Provided records —
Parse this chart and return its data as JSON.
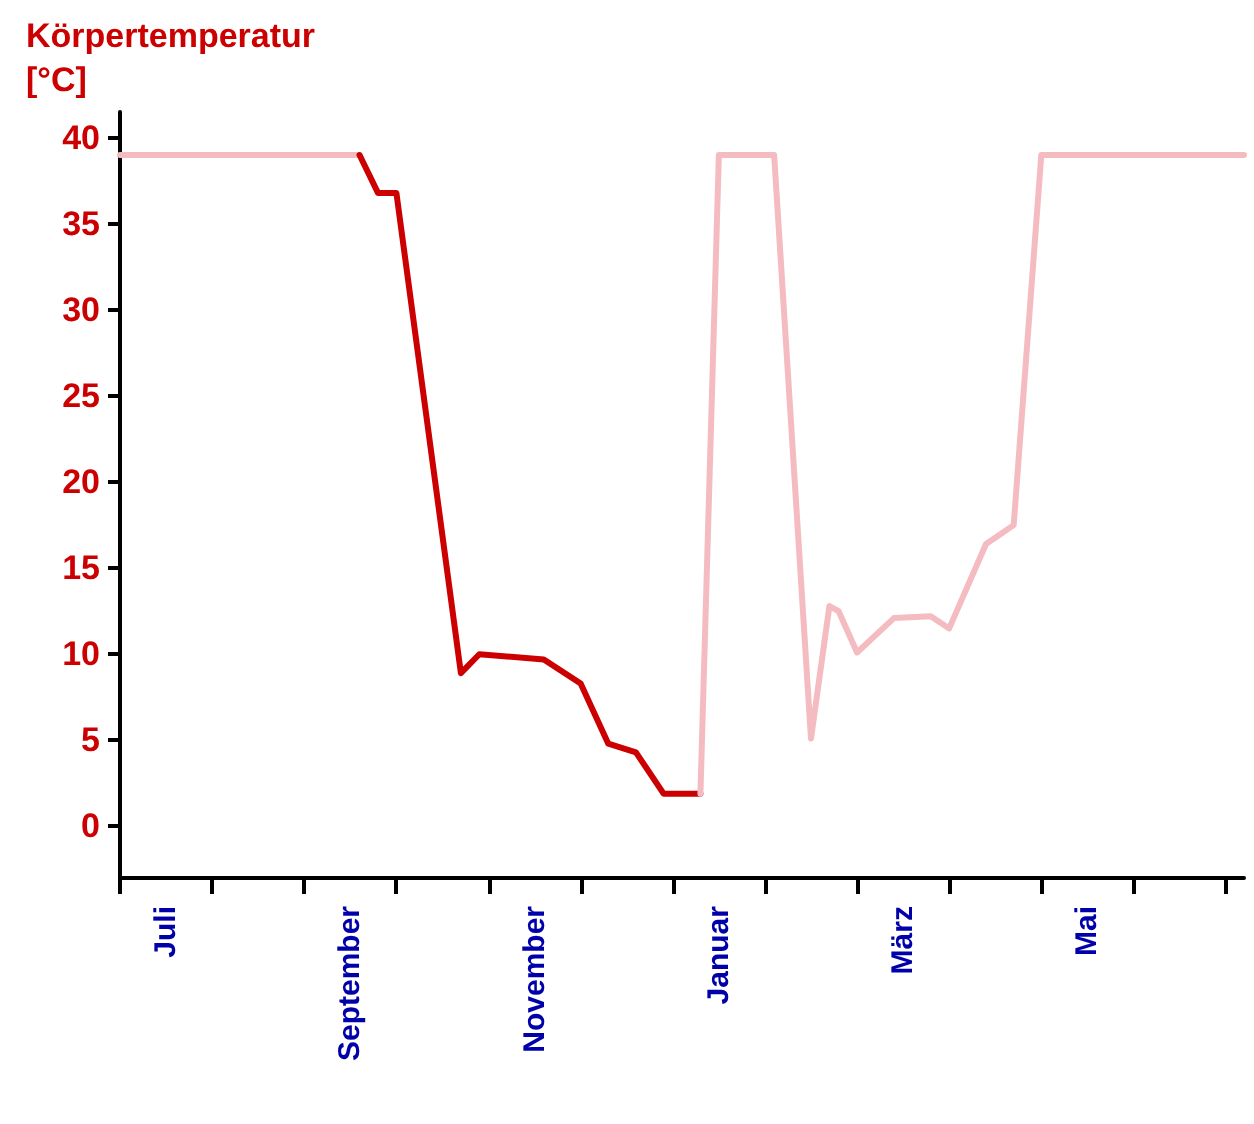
{
  "chart_data": {
    "type": "line",
    "ylabel": "Körpertemperatur [°C]",
    "categories": [
      null,
      null,
      null,
      null,
      null,
      "Juli",
      null,
      null,
      null,
      null,
      null,
      null,
      null,
      null,
      null,
      null,
      null,
      null,
      null,
      null,
      null,
      null,
      null,
      null,
      null,
      "September",
      null,
      null,
      null,
      null,
      null,
      null,
      null,
      null,
      null,
      null,
      null,
      null,
      null,
      null,
      null,
      null,
      null,
      null,
      null,
      "November",
      null,
      null,
      null,
      null,
      null,
      null,
      null,
      null,
      null,
      null,
      null,
      null,
      null,
      null,
      null,
      null,
      null,
      null,
      null,
      "Januar",
      null,
      null,
      null,
      null,
      null,
      null,
      null,
      null,
      null,
      null,
      null,
      null,
      null,
      null,
      null,
      null,
      null,
      null,
      null,
      "März",
      null,
      null,
      null,
      null,
      null,
      null,
      null,
      null,
      null,
      null,
      null,
      null,
      null,
      null,
      null,
      null,
      null,
      null,
      null,
      "Mai",
      null,
      null,
      null,
      null,
      null,
      null,
      null,
      null,
      null,
      null,
      null,
      null,
      null,
      null,
      null,
      null,
      null
    ],
    "ylim": [
      -3,
      41.5
    ],
    "yticks": [
      0,
      5,
      10,
      15,
      20,
      25,
      30,
      35,
      40
    ],
    "grid": false,
    "marker": "none",
    "line_style": "solid",
    "series": [
      {
        "color": "#f4bcc0",
        "values": [
          39,
          null,
          null,
          null,
          null,
          null,
          null,
          null,
          null,
          null,
          null,
          null,
          null,
          null,
          null,
          null,
          null,
          null,
          null,
          null,
          null,
          null,
          null,
          null,
          null,
          null,
          39,
          null,
          null,
          null,
          null,
          null,
          null,
          null,
          null,
          null,
          null,
          null,
          null,
          null,
          null,
          null,
          null,
          null,
          null,
          null,
          null,
          null,
          null,
          null,
          null,
          null,
          null,
          null,
          null,
          null,
          null,
          null,
          null,
          null,
          null,
          null,
          null,
          null,
          null,
          null,
          null,
          null,
          null,
          null,
          null,
          null,
          null,
          null,
          null,
          null,
          null,
          null,
          null,
          null,
          null,
          null,
          null,
          null,
          null,
          null,
          null,
          null,
          null,
          null,
          null,
          null,
          null,
          null,
          null,
          null,
          null,
          null,
          null,
          null,
          null,
          null,
          null,
          null,
          null,
          null,
          null,
          null,
          null,
          null,
          null,
          null,
          null,
          null,
          null,
          null,
          null,
          null,
          null,
          null,
          null,
          null,
          null
        ]
      },
      {
        "color": "#cc0000",
        "values": [
          null,
          null,
          null,
          null,
          null,
          null,
          null,
          null,
          null,
          null,
          null,
          null,
          null,
          null,
          null,
          null,
          null,
          null,
          null,
          null,
          null,
          null,
          null,
          null,
          null,
          null,
          39,
          null,
          36.8,
          null,
          36.8,
          null,
          null,
          null,
          null,
          null,
          null,
          8.9,
          null,
          10,
          null,
          null,
          null,
          null,
          null,
          null,
          9.7,
          null,
          null,
          null,
          8.3,
          null,
          null,
          4.8,
          null,
          null,
          4.3,
          null,
          null,
          1.9,
          null,
          null,
          null,
          1.9,
          null,
          null,
          null,
          null,
          null,
          null,
          null,
          null,
          null,
          null,
          null,
          null,
          null,
          null,
          null,
          null,
          null,
          null,
          null,
          null,
          null,
          null,
          null,
          null,
          null,
          null,
          null,
          null,
          null,
          null,
          null,
          null,
          null,
          null,
          null,
          null,
          null,
          null,
          null,
          null,
          null,
          null,
          null,
          null,
          null,
          null,
          null,
          null,
          null,
          null,
          null,
          null,
          null,
          null,
          null,
          null,
          null,
          null,
          null
        ]
      },
      {
        "color": "#f4bcc0",
        "values": [
          null,
          null,
          null,
          null,
          null,
          null,
          null,
          null,
          null,
          null,
          null,
          null,
          null,
          null,
          null,
          null,
          null,
          null,
          null,
          null,
          null,
          null,
          null,
          null,
          null,
          null,
          null,
          null,
          null,
          null,
          null,
          null,
          null,
          null,
          null,
          null,
          null,
          null,
          null,
          null,
          null,
          null,
          null,
          null,
          null,
          null,
          null,
          null,
          null,
          null,
          null,
          null,
          null,
          null,
          null,
          null,
          null,
          null,
          null,
          null,
          null,
          null,
          null,
          1.9,
          null,
          39,
          null,
          null,
          null,
          null,
          null,
          39,
          null,
          null,
          null,
          5.1,
          null,
          12.8,
          12.5,
          null,
          10.1,
          null,
          null,
          null,
          12.1,
          null,
          null,
          null,
          12.2,
          null,
          11.5,
          null,
          null,
          null,
          16.4,
          null,
          null,
          17.5,
          null,
          null,
          39,
          null,
          null,
          null,
          null,
          null,
          null,
          null,
          null,
          null,
          null,
          null,
          null,
          null,
          null,
          null,
          null,
          null,
          null,
          null,
          null,
          null,
          39
        ]
      }
    ]
  }
}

What you should do —
Reproduce every line above as written, skipping pictures.

Correct answer —
Parse this chart and return its data as JSON.
{
  "chart_data": {
    "type": "line",
    "ylabel": "Körpertemperatur [°C]",
    "categories": [
      null,
      null,
      null,
      null,
      null,
      "Juli",
      null,
      null,
      null,
      null,
      null,
      null,
      null,
      null,
      null,
      null,
      null,
      null,
      null,
      null,
      null,
      null,
      null,
      null,
      null,
      "September",
      null,
      null,
      null,
      null,
      null,
      null,
      null,
      null,
      null,
      null,
      null,
      null,
      null,
      null,
      null,
      null,
      null,
      null,
      null,
      "November",
      null,
      null,
      null,
      null,
      null,
      null,
      null,
      null,
      null,
      null,
      null,
      null,
      null,
      null,
      null,
      null,
      null,
      null,
      null,
      "Januar",
      null,
      null,
      null,
      null,
      null,
      null,
      null,
      null,
      null,
      null,
      null,
      null,
      null,
      null,
      null,
      null,
      null,
      null,
      null,
      "März",
      null,
      null,
      null,
      null,
      null,
      null,
      null,
      null,
      null,
      null,
      null,
      null,
      null,
      null,
      null,
      null,
      null,
      null,
      null,
      "Mai",
      null,
      null,
      null,
      null,
      null,
      null,
      null,
      null,
      null,
      null,
      null,
      null,
      null,
      null,
      null,
      null,
      null
    ],
    "ylim": [
      -3,
      41.5
    ],
    "yticks": [
      0,
      5,
      10,
      15,
      20,
      25,
      30,
      35,
      40
    ],
    "grid": false,
    "marker": "none",
    "line_style": "solid",
    "series": [
      {
        "color": "#f4bcc0",
        "values": [
          39,
          null,
          null,
          null,
          null,
          null,
          null,
          null,
          null,
          null,
          null,
          null,
          null,
          null,
          null,
          null,
          null,
          null,
          null,
          null,
          null,
          null,
          null,
          null,
          null,
          null,
          39,
          null,
          null,
          null,
          null,
          null,
          null,
          null,
          null,
          null,
          null,
          null,
          null,
          null,
          null,
          null,
          null,
          null,
          null,
          null,
          null,
          null,
          null,
          null,
          null,
          null,
          null,
          null,
          null,
          null,
          null,
          null,
          null,
          null,
          null,
          null,
          null,
          null,
          null,
          null,
          null,
          null,
          null,
          null,
          null,
          null,
          null,
          null,
          null,
          null,
          null,
          null,
          null,
          null,
          null,
          null,
          null,
          null,
          null,
          null,
          null,
          null,
          null,
          null,
          null,
          null,
          null,
          null,
          null,
          null,
          null,
          null,
          null,
          null,
          null,
          null,
          null,
          null,
          null,
          null,
          null,
          null,
          null,
          null,
          null,
          null,
          null,
          null,
          null,
          null,
          null,
          null,
          null,
          null,
          null,
          null,
          null
        ]
      },
      {
        "color": "#cc0000",
        "values": [
          null,
          null,
          null,
          null,
          null,
          null,
          null,
          null,
          null,
          null,
          null,
          null,
          null,
          null,
          null,
          null,
          null,
          null,
          null,
          null,
          null,
          null,
          null,
          null,
          null,
          null,
          39,
          null,
          36.8,
          null,
          36.8,
          null,
          null,
          null,
          null,
          null,
          null,
          8.9,
          null,
          10,
          null,
          null,
          null,
          null,
          null,
          null,
          9.7,
          null,
          null,
          null,
          8.3,
          null,
          null,
          4.8,
          null,
          null,
          4.3,
          null,
          null,
          1.9,
          null,
          null,
          null,
          1.9,
          null,
          null,
          null,
          null,
          null,
          null,
          null,
          null,
          null,
          null,
          null,
          null,
          null,
          null,
          null,
          null,
          null,
          null,
          null,
          null,
          null,
          null,
          null,
          null,
          null,
          null,
          null,
          null,
          null,
          null,
          null,
          null,
          null,
          null,
          null,
          null,
          null,
          null,
          null,
          null,
          null,
          null,
          null,
          null,
          null,
          null,
          null,
          null,
          null,
          null,
          null,
          null,
          null,
          null,
          null,
          null,
          null,
          null,
          null
        ]
      },
      {
        "color": "#f4bcc0",
        "values": [
          null,
          null,
          null,
          null,
          null,
          null,
          null,
          null,
          null,
          null,
          null,
          null,
          null,
          null,
          null,
          null,
          null,
          null,
          null,
          null,
          null,
          null,
          null,
          null,
          null,
          null,
          null,
          null,
          null,
          null,
          null,
          null,
          null,
          null,
          null,
          null,
          null,
          null,
          null,
          null,
          null,
          null,
          null,
          null,
          null,
          null,
          null,
          null,
          null,
          null,
          null,
          null,
          null,
          null,
          null,
          null,
          null,
          null,
          null,
          null,
          null,
          null,
          null,
          1.9,
          null,
          39,
          null,
          null,
          null,
          null,
          null,
          39,
          null,
          null,
          null,
          5.1,
          null,
          12.8,
          12.5,
          null,
          10.1,
          null,
          null,
          null,
          12.1,
          null,
          null,
          null,
          12.2,
          null,
          11.5,
          null,
          null,
          null,
          16.4,
          null,
          null,
          17.5,
          null,
          null,
          39,
          null,
          null,
          null,
          null,
          null,
          null,
          null,
          null,
          null,
          null,
          null,
          null,
          null,
          null,
          null,
          null,
          null,
          null,
          null,
          null,
          null,
          39
        ]
      }
    ]
  }
}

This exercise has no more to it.